DIRECTION
Locate every line below that contains the word "trybie" and copy it.

==== LISTED ENTRIES ====

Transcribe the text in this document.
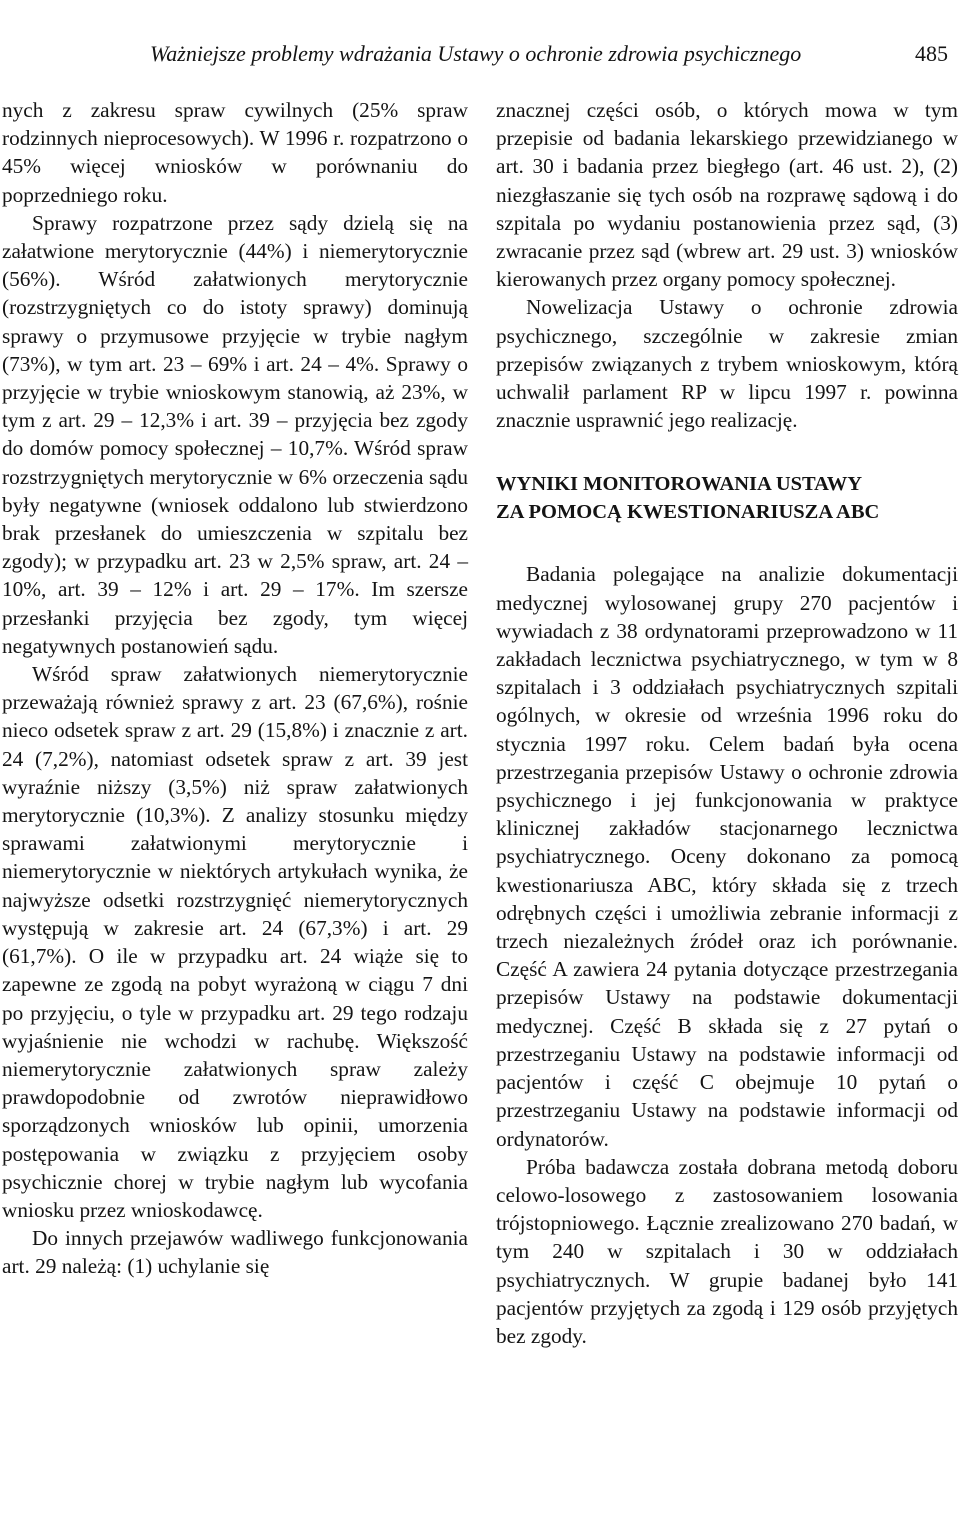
Ważniejsze problemy wdrażania Ustawy o ochronie zdrowia psychicznego	485

nych z zakresu spraw cywilnych (25% spraw rodzinnych nieprocesowych). W 1996 r. rozpatrzono o 45% więcej wniosków w porównaniu do poprzedniego roku.

Sprawy rozpatrzone przez sądy dzielą się na załatwione merytorycznie (44%) i niemerytorycznie (56%). Wśród załatwionych merytorycznie (rozstrzygniętych co do istoty sprawy) dominują sprawy o przymusowe przyjęcie w trybie nagłym (73%), w tym art. 23 – 69% i art. 24 – 4%. Sprawy o przyjęcie w trybie wnioskowym stanowią, aż 23%, w tym z art. 29 – 12,3% i art. 39 – przyjęcia bez zgody do domów pomocy społecznej – 10,7%. Wśród spraw rozstrzygniętych merytorycznie w 6% orzeczenia sądu były negatywne (wniosek oddalono lub stwierdzono brak przesłanek do umieszczenia w szpitalu bez zgody); w przypadku art. 23 w 2,5% spraw, art. 24 – 10%, art. 39 – 12% i art. 29 – 17%. Im szersze przesłanki przyjęcia bez zgody, tym więcej negatywnych postanowień sądu.

Wśród spraw załatwionych niemerytorycznie przeważają również sprawy z art. 23 (67,6%), rośnie nieco odsetek spraw z art. 29 (15,8%) i znacznie z art. 24 (7,2%), natomiast odsetek spraw z art. 39 jest wyraźnie niższy (3,5%) niż spraw załatwionych merytorycznie (10,3%). Z analizy stosunku między sprawami załatwionymi merytorycznie i niemerytorycznie w niektórych artykułach wynika, że najwyższe odsetki rozstrzygnięć niemerytorycznych występują w zakresie art. 24 (67,3%) i art. 29 (61,7%). O ile w przypadku art. 24 wiąże się to zapewne ze zgodą na pobyt wyrażoną w ciągu 7 dni po przyjęciu, o tyle w przypadku art. 29 tego rodzaju wyjaśnienie nie wchodzi w rachubę. Większość niemerytorycznie załatwionych spraw zależy prawdopodobnie od zwrotów nieprawidłowo sporządzonych wniosków lub opinii, umorzenia postępowania w związku z przyjęciem osoby psychicznie chorej w trybie nagłym lub wycofania wniosku przez wnioskodawcę.

Do innych przejawów wadliwego funkcjonowania art. 29 należą: (1) uchylanie się

znacznej części osób, o których mowa w tym przepisie od badania lekarskiego przewidzianego w art. 30 i badania przez biegłego (art. 46 ust. 2), (2) niezgłaszanie się tych osób na rozprawę sądową i do szpitala po wydaniu postanowienia przez sąd, (3) zwracanie przez sąd (wbrew art. 29 ust. 3) wniosków kierowanych przez organy pomocy społecznej.

Nowelizacja Ustawy o ochronie zdrowia psychicznego, szczególnie w zakresie zmian przepisów związanych z trybem wnioskowym, którą uchwalił parlament RP w lipcu 1997 r. powinna znacznie usprawnić jego realizację.

WYNIKI MONITOROWANIA USTAWY
ZA POMOCĄ KWESTIONARIUSZA ABC

Badania polegające na analizie dokumentacji medycznej wylosowanej grupy 270 pacjentów i wywiadach z 38 ordynatorami przeprowadzono w 11 zakładach lecznictwa psychiatrycznego, w tym w 8 szpitalach i 3 oddziałach psychiatrycznych szpitali ogólnych, w okresie od września 1996 roku do stycznia 1997 roku. Celem badań była ocena przestrzegania przepisów Ustawy o ochronie zdrowia psychicznego i jej funkcjonowania w praktyce klinicznej zakładów stacjonarnego lecznictwa psychiatrycznego. Oceny dokonano za pomocą kwestionariusza ABC, który składa się z trzech odrębnych części i umożliwia zebranie informacji z trzech niezależnych źródeł oraz ich porównanie. Część A zawiera 24 pytania dotyczące przestrzegania przepisów Ustawy na podstawie dokumentacji medycznej. Część B składa się z 27 pytań o przestrzeganiu Ustawy na podstawie informacji od pacjentów i część C obejmuje 10 pytań o przestrzeganiu Ustawy na podstawie informacji od ordynatorów.

Próba badawcza została dobrana metodą doboru celowo-losowego z zastosowaniem losowania trójstopniowego. Łącznie zrealizowano 270 badań, w tym 240 w szpitalach i 30 w oddziałach psychiatrycznych. W grupie badanej było 141 pacjentów przyjętych za zgodą i 129 osób przyjętych bez zgody.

====

RESPONSE
Sprawy rozpatrzone przez sądy dzielą się na załatwione merytorycznie (44%) i niemerytorycznie (56%). Wśród załatwionych merytorycznie (rozstrzygniętych co do istoty sprawy) dominują sprawy o przymusowe przyjęcie w trybie nagłym (73%), w tym art. 23 – 69% i art. 24 – 4%. Sprawy o przyjęcie w trybie wnioskowym stanowią, aż 23%, w tym z art. 29 – 12,3% i art. 39 – przyjęcia bez zgody do domów pomocy społecznej – 10,7%. Wśród spraw rozstrzygniętych merytorycznie w 6% orzeczenia sądu były negatywne (wniosek oddalono lub stwierdzono brak przesłanek do umieszczenia w szpitalu bez zgody); w przypadku art. 23 w 2,5% spraw, art. 24 – 10%, art. 39 – 12% i art. 29 – 17%. Im szersze przesłanki przyjęcia bez zgody, tym więcej negatywnych postanowień sądu.
Wśród spraw załatwionych niemerytorycznie przeważają również sprawy z art. 23 (67,6%), rośnie nieco odsetek spraw z art. 29 (15,8%) i znacznie z art. 24 (7,2%), natomiast odsetek spraw z art. 39 jest wyraźnie niższy (3,5%) niż spraw załatwionych merytorycznie (10,3%). Z analizy stosunku między sprawami załatwionymi merytorycznie i niemerytorycznie w niektórych artykułach wynika, że najwyższe odsetki rozstrzygnięć niemerytorycznych występują w zakresie art. 24 (67,3%) i art. 29 (61,7%). O ile w przypadku art. 24 wiąże się to zapewne ze zgodą na pobyt wyrażoną w ciągu 7 dni po przyjęciu, o tyle w przypadku art. 29 tego rodzaju wyjaśnienie nie wchodzi w rachubę. Większość niemerytorycznie załatwionych spraw zależy prawdopodobnie od zwrotów nieprawidłowo sporządzonych wniosków lub opinii, umorzenia postępowania w związku z przyjęciem osoby psychicznie chorej w trybie nagłym lub wycofania wniosku przez wnioskodawcę.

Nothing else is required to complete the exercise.